### WORK REQUIRED
Among these lines, how many include "data"? Answer only with the number.

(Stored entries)
######
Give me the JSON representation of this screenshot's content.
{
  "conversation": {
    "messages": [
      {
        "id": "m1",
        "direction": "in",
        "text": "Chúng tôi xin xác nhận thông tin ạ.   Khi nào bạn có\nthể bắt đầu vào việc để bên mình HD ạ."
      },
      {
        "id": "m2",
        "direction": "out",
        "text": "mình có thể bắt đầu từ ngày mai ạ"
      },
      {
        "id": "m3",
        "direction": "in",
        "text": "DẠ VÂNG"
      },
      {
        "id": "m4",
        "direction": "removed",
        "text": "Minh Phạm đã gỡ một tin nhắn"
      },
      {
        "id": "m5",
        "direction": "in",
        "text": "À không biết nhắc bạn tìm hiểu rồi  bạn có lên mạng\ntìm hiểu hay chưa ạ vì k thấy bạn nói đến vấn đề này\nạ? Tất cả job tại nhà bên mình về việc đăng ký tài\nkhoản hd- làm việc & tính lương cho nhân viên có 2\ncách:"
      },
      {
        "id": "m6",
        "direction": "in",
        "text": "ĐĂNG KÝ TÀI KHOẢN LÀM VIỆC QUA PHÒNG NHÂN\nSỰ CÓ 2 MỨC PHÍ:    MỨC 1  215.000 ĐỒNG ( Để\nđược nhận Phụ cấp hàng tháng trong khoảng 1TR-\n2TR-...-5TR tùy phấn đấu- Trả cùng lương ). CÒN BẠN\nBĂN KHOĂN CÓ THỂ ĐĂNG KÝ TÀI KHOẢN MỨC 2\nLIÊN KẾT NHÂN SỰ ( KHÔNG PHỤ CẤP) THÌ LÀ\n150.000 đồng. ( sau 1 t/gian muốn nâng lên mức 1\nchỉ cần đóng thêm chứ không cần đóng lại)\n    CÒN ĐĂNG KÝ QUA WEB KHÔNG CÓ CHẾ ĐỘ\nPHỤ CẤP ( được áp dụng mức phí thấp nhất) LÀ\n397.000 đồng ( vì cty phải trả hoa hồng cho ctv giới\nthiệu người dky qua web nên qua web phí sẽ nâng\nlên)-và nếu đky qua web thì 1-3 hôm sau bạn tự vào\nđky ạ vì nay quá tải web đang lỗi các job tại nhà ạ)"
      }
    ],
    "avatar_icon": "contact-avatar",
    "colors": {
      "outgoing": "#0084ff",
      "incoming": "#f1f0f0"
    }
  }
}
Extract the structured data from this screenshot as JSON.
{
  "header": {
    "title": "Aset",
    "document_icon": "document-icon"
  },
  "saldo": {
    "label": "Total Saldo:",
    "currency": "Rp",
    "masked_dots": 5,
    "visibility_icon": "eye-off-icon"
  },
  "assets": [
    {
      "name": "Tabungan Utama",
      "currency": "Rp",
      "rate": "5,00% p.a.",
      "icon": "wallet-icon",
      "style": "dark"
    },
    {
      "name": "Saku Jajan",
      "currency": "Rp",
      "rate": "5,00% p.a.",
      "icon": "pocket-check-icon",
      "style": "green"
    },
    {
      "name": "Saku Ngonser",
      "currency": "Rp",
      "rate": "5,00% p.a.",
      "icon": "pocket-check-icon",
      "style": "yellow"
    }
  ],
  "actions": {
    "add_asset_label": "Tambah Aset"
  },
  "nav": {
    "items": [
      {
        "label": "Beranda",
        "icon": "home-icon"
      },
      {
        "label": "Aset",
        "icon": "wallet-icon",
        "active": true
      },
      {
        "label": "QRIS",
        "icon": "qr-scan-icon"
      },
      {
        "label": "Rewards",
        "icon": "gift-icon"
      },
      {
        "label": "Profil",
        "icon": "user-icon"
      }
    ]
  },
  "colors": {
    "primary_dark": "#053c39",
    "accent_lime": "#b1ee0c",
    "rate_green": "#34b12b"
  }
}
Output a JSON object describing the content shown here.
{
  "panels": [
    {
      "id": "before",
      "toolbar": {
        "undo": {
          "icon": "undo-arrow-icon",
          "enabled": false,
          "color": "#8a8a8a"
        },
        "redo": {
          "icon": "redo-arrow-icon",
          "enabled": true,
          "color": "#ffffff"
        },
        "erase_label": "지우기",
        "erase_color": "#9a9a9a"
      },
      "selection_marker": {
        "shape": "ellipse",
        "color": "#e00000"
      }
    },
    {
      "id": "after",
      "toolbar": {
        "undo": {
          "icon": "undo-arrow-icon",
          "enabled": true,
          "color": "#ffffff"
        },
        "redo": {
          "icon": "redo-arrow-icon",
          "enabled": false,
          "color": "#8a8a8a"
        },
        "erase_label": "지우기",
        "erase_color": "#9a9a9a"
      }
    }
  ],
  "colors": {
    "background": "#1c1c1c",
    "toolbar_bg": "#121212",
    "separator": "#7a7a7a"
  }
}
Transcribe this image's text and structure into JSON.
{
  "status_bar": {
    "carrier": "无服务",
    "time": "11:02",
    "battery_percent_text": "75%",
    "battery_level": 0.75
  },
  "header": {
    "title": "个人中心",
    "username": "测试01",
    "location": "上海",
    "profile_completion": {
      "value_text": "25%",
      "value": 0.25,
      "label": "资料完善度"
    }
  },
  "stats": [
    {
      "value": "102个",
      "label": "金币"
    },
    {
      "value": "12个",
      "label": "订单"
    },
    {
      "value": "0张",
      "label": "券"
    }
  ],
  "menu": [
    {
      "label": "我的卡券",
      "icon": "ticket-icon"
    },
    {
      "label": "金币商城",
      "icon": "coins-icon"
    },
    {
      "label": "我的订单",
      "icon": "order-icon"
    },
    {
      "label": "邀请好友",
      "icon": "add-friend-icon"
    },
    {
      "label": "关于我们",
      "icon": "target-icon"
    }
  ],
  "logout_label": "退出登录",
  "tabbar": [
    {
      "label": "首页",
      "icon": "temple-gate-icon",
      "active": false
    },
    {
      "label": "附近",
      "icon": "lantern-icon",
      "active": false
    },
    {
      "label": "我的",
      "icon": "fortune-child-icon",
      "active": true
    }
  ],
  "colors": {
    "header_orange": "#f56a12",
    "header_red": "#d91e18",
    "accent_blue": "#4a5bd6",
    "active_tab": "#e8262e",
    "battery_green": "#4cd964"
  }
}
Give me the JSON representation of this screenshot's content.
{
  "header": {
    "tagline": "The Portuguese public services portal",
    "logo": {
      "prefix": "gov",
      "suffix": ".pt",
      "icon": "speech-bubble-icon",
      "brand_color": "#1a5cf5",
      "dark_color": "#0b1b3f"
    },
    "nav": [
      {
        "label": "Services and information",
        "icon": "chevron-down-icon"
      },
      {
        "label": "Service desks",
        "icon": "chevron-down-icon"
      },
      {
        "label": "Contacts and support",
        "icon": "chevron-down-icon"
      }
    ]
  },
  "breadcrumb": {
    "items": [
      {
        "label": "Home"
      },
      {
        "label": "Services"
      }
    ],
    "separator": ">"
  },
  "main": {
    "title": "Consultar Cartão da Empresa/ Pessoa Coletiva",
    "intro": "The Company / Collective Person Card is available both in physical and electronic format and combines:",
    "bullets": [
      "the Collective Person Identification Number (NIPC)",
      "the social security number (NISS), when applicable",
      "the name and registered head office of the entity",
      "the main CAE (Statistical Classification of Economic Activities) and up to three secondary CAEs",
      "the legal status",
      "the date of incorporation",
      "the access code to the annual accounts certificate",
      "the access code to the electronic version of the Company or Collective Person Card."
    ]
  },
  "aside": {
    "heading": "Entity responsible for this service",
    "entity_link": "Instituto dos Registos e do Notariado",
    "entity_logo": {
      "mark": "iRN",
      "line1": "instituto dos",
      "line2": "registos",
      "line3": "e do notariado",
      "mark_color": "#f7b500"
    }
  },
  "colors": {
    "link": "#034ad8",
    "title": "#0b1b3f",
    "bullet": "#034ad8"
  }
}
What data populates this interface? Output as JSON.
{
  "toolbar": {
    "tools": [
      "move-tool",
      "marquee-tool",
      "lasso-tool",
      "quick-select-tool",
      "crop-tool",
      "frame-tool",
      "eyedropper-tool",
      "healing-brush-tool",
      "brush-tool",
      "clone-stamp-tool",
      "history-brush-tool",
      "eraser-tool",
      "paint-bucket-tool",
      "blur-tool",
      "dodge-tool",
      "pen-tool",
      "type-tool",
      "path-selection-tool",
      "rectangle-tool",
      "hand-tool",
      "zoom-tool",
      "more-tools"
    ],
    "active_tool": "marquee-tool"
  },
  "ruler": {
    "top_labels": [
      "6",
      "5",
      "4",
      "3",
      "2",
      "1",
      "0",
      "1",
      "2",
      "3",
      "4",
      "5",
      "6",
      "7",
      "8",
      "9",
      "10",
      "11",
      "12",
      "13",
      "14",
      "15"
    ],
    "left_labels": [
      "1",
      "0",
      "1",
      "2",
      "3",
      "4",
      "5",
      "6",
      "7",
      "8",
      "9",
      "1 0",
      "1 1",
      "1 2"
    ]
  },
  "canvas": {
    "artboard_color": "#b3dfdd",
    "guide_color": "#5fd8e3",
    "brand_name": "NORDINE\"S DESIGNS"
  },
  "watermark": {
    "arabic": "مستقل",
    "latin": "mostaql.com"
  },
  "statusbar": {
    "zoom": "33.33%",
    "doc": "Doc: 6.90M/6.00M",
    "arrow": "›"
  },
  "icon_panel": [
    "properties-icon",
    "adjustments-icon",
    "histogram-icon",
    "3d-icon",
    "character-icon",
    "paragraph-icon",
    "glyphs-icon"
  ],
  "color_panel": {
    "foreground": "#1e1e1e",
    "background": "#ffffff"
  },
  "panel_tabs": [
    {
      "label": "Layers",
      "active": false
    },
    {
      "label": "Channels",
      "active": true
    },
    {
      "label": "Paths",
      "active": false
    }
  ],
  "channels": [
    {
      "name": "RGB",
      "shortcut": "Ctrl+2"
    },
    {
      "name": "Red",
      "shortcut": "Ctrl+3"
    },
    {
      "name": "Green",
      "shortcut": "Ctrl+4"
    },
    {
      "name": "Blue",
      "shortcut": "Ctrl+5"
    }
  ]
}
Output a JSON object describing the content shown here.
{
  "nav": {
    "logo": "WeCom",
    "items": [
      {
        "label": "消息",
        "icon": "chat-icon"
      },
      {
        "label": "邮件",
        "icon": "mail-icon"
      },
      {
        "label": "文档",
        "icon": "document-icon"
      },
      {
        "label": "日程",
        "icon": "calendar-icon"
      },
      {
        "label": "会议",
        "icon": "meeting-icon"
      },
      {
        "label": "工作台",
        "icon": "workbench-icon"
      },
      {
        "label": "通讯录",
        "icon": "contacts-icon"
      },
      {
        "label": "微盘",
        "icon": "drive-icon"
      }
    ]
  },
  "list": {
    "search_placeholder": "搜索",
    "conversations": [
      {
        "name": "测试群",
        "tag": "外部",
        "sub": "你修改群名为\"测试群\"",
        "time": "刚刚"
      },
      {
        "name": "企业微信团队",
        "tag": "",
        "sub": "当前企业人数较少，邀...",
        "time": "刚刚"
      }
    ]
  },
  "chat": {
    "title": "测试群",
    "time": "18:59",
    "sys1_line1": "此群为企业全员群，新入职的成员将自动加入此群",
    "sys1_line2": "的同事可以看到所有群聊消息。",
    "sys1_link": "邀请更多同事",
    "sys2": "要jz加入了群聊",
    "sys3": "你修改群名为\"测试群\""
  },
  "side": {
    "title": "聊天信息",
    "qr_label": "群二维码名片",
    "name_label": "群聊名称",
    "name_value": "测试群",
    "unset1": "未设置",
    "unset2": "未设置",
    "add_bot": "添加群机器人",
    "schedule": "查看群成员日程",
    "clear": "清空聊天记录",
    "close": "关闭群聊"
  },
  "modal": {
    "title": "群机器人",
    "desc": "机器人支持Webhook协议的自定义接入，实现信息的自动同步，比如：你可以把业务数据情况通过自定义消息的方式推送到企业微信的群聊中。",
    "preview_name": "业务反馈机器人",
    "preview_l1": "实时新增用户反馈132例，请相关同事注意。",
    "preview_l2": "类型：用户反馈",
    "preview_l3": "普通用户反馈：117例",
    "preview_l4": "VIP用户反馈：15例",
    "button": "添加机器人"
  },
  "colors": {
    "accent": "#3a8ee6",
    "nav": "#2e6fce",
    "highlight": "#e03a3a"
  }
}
######
### EXERCISE OUTPUT
2